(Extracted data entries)
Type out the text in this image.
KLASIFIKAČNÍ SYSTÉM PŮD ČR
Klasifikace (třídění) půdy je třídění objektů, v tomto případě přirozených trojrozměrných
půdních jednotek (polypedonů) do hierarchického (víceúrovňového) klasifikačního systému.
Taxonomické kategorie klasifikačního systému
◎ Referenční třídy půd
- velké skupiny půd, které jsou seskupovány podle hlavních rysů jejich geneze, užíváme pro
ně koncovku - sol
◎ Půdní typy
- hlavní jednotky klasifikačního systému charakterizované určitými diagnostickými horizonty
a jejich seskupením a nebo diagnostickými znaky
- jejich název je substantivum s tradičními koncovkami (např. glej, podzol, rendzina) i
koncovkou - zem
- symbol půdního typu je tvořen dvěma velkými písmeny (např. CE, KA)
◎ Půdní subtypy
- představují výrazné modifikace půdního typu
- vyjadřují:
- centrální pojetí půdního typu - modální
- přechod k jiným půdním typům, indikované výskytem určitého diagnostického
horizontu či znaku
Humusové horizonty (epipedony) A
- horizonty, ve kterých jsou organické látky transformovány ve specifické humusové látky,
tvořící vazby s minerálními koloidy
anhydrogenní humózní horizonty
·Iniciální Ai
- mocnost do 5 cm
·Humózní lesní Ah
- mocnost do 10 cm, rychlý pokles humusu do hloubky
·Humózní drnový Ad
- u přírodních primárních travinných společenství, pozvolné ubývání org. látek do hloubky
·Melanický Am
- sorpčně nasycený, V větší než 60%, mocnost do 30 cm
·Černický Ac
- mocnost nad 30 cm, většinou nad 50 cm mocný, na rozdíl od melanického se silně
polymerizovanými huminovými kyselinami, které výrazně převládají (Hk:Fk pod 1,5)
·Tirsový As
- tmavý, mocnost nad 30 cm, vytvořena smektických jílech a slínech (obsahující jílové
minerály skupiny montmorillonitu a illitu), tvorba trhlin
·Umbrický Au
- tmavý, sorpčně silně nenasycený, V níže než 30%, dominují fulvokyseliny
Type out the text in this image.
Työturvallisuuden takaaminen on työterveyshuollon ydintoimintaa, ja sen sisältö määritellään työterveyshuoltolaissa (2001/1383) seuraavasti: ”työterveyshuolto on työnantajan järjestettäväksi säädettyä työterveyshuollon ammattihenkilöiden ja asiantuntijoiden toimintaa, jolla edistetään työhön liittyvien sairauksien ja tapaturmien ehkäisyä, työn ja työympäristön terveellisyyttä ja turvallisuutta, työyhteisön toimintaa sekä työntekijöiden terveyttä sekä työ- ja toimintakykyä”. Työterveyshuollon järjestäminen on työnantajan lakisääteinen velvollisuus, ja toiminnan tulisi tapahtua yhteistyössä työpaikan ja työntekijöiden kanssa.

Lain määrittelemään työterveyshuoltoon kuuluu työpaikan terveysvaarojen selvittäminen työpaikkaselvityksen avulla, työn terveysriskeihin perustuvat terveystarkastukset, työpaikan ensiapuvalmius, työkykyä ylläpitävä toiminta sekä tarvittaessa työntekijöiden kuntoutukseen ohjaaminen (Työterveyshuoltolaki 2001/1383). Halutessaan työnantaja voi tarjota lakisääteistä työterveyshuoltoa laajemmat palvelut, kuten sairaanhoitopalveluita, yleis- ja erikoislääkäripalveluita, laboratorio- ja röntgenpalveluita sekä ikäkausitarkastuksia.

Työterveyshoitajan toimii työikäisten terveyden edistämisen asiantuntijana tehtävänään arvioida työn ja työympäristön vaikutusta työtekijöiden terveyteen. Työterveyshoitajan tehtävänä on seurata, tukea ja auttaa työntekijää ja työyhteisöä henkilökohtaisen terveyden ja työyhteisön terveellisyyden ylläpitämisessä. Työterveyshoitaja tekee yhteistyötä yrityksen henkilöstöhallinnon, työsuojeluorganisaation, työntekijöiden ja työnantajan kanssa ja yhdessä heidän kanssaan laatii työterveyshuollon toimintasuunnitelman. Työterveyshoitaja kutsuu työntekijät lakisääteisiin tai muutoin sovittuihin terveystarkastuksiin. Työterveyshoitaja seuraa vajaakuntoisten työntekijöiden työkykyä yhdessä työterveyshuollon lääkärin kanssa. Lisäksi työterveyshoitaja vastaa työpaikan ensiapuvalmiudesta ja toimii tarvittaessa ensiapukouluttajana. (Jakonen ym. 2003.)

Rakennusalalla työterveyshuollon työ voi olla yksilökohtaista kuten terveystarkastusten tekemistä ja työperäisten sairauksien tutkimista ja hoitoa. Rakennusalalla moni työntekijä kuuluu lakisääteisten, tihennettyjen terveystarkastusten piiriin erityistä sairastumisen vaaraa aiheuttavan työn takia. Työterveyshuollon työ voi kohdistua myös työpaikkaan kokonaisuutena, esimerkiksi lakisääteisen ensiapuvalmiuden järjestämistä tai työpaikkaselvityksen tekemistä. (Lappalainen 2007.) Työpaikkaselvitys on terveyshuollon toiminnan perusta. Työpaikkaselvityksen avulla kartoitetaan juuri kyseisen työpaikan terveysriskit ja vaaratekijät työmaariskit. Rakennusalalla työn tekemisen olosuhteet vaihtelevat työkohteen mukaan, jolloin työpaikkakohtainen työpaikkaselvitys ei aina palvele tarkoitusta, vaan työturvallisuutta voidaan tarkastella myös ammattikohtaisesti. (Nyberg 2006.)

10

→ **What the task requires**:
Please return the data above exactly as given.

→ **Worked solution**:
Type out the text in this image.
KLASIFIKAČNÍ SYSTÉM PŮD ČR
Klasifikace (třídění) půdy je třídění objektů, v tomto případě přirozených trojrozměrných
půdních jednotek (polypedonů) do hierarchického (víceúrovňového) klasifikačního systému.
Taxonomické kategorie klasifikačního systému
◎ Referenční třídy půd
- velké skupiny půd, které jsou seskupovány podle hlavních rysů jejich geneze, užíváme pro
ně koncovku - sol
◎ Půdní typy
- hlavní jednotky klasifikačního systému charakterizované určitými diagnostickými horizonty
a jejich seskupením a nebo diagnostickými znaky
- jejich název je substantivum s tradičními koncovkami (např. glej, podzol, rendzina) i
koncovkou - zem
- symbol půdního typu je tvořen dvěma velkými písmeny (např. CE, KA)
◎ Půdní subtypy
- představují výrazné modifikace půdního typu
- vyjadřují:
- centrální pojetí půdního typu - modální
- přechod k jiným půdním typům, indikované výskytem určitého diagnostického
horizontu či znaku
Humusové horizonty (epipedony) A
- horizonty, ve kterých jsou organické látky transformovány ve specifické humusové látky,
tvořící vazby s minerálními koloidy
anhydrogenní humózní horizonty
·Iniciální Ai
- mocnost do 5 cm
·Humózní lesní Ah
- mocnost do 10 cm, rychlý pokles humusu do hloubky
·Humózní drnový Ad
- u přírodních primárních travinných společenství, pozvolné ubývání org. látek do hloubky
·Melanický Am
- sorpčně nasycený, V větší než 60%, mocnost do 30 cm
·Černický Ac
- mocnost nad 30 cm, většinou nad 50 cm mocný, na rozdíl od melanického se silně
polymerizovanými huminovými kyselinami, které výrazně převládají (Hk:Fk pod 1,5)
·Tirsový As
- tmavý, mocnost nad 30 cm, vytvořena smektických jílech a slínech (obsahující jílové
minerály skupiny montmorillonitu a illitu), tvorba trhlin
·Umbrický Au
- tmavý, sorpčně silně nenasycený, V níže než 30%, dominují fulvokyseliny
Type out the text in this image.
Työturvallisuuden takaaminen on työterveyshuollon ydintoimintaa, ja sen sisältö määritellään työterveyshuoltolaissa (2001/1383) seuraavasti: ”työterveyshuolto on työnantajan järjestettäväksi säädettyä työterveyshuollon ammattihenkilöiden ja asiantuntijoiden toimintaa, jolla edistetään työhön liittyvien sairauksien ja tapaturmien ehkäisyä, työn ja työympäristön terveellisyyttä ja turvallisuutta, työyhteisön toimintaa sekä työntekijöiden terveyttä sekä työ- ja toimintakykyä”. Työterveyshuollon järjestäminen on työnantajan lakisääteinen velvollisuus, ja toiminnan tulisi tapahtua yhteistyössä työpaikan ja työntekijöiden kanssa.

Lain määrittelemään työterveyshuoltoon kuuluu työpaikan terveysvaarojen selvittäminen työpaikkaselvityksen avulla, työn terveysriskeihin perustuvat terveystarkastukset, työpaikan ensiapuvalmius, työkykyä ylläpitävä toiminta sekä tarvittaessa työntekijöiden kuntoutukseen ohjaaminen (Työterveyshuoltolaki 2001/1383). Halutessaan työnantaja voi tarjota lakisääteistä työterveyshuoltoa laajemmat palvelut, kuten sairaanhoitopalveluita, yleis- ja erikoislääkäripalveluita, laboratorio- ja röntgenpalveluita sekä ikäkausitarkastuksia.

Työterveyshoitajan toimii työikäisten terveyden edistämisen asiantuntijana tehtävänään arvioida työn ja työympäristön vaikutusta työtekijöiden terveyteen. Työterveyshoitajan tehtävänä on seurata, tukea ja auttaa työntekijää ja työyhteisöä henkilökohtaisen terveyden ja työyhteisön terveellisyyden ylläpitämisessä. Työterveyshoitaja tekee yhteistyötä yrityksen henkilöstöhallinnon, työsuojeluorganisaation, työntekijöiden ja työnantajan kanssa ja yhdessä heidän kanssaan laatii työterveyshuollon toimintasuunnitelman. Työterveyshoitaja kutsuu työntekijät lakisääteisiin tai muutoin sovittuihin terveystarkastuksiin. Työterveyshoitaja seuraa vajaakuntoisten työntekijöiden työkykyä yhdessä työterveyshuollon lääkärin kanssa. Lisäksi työterveyshoitaja vastaa työpaikan ensiapuvalmiudesta ja toimii tarvittaessa ensiapukouluttajana. (Jakonen ym. 2003.)

Rakennusalalla työterveyshuollon työ voi olla yksilökohtaista kuten terveystarkastusten tekemistä ja työperäisten sairauksien tutkimista ja hoitoa. Rakennusalalla moni työntekijä kuuluu lakisääteisten, tihennettyjen terveystarkastusten piiriin erityistä sairastumisen vaaraa aiheuttavan työn takia. Työterveyshuollon työ voi kohdistua myös työpaikkaan kokonaisuutena, esimerkiksi lakisääteisen ensiapuvalmiuden järjestämistä tai työpaikkaselvityksen tekemistä. (Lappalainen 2007.) Työpaikkaselvitys on terveyshuollon toiminnan perusta. Työpaikkaselvityksen avulla kartoitetaan juuri kyseisen työpaikan terveysriskit ja vaaratekijät työmaariskit. Rakennusalalla työn tekemisen olosuhteet vaihtelevat työkohteen mukaan, jolloin työpaikkakohtainen työpaikkaselvitys ei aina palvele tarkoitusta, vaan työturvallisuutta voidaan tarkastella myös ammattikohtaisesti. (Nyberg 2006.)

10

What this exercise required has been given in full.